• _What the task asks_
Find all lines in the listing that include the word "text", then copy them.

• _Information given_
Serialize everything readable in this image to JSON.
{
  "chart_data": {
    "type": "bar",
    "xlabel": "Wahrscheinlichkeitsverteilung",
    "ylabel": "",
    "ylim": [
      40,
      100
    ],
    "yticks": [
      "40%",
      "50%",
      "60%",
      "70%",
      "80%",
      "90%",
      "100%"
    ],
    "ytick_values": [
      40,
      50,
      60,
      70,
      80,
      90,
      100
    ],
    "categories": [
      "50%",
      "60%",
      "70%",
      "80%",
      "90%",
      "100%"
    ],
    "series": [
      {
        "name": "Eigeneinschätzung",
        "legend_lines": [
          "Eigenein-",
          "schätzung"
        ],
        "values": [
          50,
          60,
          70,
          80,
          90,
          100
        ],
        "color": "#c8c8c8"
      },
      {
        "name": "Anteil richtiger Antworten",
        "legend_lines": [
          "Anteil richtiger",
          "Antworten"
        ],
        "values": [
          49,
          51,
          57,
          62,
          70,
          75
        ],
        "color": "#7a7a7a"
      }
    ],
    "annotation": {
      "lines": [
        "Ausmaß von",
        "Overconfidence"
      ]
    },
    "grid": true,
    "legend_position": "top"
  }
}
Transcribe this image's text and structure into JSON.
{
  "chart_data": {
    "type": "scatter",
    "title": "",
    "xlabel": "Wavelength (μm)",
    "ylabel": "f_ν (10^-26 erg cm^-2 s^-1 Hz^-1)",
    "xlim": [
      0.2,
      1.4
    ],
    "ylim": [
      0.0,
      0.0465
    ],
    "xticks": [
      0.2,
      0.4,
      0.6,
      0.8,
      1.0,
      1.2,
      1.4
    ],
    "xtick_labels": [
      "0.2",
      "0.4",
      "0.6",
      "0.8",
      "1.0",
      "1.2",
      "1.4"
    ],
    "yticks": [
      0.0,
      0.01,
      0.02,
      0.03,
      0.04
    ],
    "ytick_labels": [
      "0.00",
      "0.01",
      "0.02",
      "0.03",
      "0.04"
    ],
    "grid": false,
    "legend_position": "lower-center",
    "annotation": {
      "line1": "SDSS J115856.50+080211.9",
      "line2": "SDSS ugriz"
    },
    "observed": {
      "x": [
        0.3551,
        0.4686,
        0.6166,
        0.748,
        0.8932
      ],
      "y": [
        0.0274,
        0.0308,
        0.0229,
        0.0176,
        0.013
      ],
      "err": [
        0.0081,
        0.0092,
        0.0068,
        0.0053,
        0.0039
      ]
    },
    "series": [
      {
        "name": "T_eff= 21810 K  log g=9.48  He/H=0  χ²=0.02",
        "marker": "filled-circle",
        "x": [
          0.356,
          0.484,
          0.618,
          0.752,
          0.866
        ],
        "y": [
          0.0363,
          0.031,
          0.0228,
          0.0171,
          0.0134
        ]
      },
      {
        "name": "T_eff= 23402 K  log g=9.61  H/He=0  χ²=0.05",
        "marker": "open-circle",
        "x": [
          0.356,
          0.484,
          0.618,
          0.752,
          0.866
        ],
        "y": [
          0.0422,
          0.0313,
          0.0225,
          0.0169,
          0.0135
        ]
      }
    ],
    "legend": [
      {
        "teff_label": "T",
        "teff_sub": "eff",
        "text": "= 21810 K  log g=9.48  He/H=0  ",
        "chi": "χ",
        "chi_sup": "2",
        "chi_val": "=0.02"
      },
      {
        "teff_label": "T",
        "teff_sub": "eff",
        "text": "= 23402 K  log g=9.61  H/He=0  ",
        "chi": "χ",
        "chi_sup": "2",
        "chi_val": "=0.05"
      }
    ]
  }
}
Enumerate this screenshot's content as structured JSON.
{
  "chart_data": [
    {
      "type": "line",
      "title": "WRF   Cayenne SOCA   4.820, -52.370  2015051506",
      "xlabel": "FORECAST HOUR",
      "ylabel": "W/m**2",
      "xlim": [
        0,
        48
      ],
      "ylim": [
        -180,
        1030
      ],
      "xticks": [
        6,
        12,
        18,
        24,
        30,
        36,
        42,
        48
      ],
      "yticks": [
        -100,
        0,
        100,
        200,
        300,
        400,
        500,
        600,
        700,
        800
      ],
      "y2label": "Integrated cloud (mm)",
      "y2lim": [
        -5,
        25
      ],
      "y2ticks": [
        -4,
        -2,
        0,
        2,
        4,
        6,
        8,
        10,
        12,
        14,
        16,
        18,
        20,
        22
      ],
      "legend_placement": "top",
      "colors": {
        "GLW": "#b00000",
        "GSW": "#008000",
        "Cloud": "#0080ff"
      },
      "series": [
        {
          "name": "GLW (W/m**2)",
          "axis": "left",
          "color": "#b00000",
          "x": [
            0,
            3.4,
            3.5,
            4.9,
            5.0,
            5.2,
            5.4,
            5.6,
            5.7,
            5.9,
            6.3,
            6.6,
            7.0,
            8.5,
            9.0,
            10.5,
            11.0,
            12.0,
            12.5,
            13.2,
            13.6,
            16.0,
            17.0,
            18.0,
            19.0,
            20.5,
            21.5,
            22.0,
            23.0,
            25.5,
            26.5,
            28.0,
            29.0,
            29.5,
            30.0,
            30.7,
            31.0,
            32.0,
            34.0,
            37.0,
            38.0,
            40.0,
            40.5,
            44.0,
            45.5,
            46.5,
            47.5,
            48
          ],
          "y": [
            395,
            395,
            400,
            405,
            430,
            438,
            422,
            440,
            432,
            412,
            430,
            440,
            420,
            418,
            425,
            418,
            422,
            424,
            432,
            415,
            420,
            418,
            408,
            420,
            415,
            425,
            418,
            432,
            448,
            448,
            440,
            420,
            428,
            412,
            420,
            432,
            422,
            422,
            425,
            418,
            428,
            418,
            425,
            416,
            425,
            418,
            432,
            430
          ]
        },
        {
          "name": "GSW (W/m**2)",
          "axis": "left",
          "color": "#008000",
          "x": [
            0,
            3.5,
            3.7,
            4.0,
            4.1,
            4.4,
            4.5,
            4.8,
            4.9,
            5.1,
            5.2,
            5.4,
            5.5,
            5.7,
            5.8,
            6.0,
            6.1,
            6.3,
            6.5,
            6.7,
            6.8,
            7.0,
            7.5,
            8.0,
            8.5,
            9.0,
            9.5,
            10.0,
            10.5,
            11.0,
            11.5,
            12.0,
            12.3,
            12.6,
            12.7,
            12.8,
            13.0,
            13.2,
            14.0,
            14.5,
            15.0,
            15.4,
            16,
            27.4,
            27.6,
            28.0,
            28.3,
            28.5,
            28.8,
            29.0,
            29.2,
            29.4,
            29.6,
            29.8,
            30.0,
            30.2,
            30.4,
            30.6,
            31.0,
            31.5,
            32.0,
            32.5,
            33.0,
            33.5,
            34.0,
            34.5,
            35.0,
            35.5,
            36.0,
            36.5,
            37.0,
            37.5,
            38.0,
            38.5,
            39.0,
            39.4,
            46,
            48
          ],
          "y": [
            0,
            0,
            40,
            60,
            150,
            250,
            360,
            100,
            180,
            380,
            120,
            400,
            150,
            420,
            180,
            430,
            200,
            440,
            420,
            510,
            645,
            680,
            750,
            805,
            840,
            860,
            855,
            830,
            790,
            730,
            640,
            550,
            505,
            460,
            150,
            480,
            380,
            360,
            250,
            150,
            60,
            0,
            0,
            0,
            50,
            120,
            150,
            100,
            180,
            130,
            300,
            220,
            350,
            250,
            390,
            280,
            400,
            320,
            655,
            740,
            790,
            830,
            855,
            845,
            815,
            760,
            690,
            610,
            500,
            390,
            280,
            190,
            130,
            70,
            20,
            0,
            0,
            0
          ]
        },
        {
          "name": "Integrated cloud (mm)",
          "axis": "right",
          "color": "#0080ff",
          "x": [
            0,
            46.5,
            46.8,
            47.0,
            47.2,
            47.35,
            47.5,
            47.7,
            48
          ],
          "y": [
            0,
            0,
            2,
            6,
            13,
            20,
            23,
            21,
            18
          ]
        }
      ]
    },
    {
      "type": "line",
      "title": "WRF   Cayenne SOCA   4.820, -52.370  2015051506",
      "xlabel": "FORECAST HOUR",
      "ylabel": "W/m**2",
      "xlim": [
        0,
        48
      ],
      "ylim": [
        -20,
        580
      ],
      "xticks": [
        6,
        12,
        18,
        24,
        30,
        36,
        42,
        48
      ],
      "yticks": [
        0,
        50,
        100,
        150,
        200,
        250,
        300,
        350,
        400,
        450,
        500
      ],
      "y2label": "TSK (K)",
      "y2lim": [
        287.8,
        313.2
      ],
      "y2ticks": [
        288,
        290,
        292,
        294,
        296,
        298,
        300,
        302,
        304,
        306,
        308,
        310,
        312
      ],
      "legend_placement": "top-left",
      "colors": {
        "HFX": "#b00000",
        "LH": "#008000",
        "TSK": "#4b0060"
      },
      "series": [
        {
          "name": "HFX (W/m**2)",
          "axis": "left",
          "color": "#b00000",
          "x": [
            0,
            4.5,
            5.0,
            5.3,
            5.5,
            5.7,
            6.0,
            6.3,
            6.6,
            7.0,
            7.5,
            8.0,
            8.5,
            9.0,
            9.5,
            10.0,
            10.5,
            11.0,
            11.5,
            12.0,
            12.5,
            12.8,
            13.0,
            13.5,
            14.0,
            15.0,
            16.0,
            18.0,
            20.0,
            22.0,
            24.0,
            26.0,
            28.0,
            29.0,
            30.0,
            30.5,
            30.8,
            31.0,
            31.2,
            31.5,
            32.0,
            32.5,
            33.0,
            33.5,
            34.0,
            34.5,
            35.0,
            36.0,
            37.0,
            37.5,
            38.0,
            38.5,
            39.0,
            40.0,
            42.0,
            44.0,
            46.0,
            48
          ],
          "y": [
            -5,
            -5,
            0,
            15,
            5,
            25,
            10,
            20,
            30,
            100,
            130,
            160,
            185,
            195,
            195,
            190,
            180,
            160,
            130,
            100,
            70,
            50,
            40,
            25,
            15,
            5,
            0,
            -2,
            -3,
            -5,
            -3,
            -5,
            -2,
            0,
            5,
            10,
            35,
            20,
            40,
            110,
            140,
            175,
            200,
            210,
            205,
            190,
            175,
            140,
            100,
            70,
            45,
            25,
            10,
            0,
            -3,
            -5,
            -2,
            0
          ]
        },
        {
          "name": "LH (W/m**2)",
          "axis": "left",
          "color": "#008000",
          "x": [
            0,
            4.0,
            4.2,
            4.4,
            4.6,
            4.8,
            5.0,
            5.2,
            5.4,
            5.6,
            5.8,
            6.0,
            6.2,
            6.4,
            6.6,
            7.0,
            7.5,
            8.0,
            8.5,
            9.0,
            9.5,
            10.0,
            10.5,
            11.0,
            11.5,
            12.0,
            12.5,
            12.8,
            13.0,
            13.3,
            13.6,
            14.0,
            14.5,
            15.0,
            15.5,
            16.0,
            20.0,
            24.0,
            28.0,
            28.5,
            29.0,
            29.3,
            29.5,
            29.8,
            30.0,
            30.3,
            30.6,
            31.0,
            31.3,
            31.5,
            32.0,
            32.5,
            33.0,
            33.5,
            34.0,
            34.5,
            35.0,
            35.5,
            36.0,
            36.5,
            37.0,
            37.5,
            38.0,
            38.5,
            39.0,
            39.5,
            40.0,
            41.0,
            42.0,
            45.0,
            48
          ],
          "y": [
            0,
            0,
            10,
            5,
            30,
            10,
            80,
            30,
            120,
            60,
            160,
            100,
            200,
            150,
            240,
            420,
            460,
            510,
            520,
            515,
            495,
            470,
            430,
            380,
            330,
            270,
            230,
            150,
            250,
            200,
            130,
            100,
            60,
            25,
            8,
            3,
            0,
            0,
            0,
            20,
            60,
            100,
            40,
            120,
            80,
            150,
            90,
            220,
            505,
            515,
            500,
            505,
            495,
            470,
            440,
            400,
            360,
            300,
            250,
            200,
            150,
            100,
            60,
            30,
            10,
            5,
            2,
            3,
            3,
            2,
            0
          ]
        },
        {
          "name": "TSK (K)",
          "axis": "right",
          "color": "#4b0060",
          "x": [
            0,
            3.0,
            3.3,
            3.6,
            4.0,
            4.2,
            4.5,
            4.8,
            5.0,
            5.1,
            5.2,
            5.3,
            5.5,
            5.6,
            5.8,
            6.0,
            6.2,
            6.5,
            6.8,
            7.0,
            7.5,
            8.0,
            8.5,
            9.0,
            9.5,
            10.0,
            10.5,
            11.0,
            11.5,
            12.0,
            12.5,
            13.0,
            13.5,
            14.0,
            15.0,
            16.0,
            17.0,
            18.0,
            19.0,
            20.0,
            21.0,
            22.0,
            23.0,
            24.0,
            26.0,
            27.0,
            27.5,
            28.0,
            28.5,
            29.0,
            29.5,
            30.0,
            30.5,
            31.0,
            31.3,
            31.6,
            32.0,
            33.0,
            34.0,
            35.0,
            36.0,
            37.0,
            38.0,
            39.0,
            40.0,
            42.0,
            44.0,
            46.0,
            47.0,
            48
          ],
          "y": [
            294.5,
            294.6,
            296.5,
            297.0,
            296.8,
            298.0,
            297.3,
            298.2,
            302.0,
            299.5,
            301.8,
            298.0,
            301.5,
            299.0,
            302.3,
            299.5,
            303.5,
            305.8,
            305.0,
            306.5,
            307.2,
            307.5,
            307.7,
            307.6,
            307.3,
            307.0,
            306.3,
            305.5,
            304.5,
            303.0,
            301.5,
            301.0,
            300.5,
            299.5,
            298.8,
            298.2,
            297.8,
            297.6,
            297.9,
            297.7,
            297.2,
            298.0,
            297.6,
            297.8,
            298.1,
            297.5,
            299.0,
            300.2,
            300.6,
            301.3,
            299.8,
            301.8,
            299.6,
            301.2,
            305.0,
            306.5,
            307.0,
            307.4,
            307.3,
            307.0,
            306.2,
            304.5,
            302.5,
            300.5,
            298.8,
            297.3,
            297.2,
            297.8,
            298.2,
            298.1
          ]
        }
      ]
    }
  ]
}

• _Answer_
Transcribe this image's text and structure into JSON.
        "text": "= 21810 K  log g=9.48  He/H=0  ",
        "text": "= 23402 K  log g=9.61  H/He=0  ",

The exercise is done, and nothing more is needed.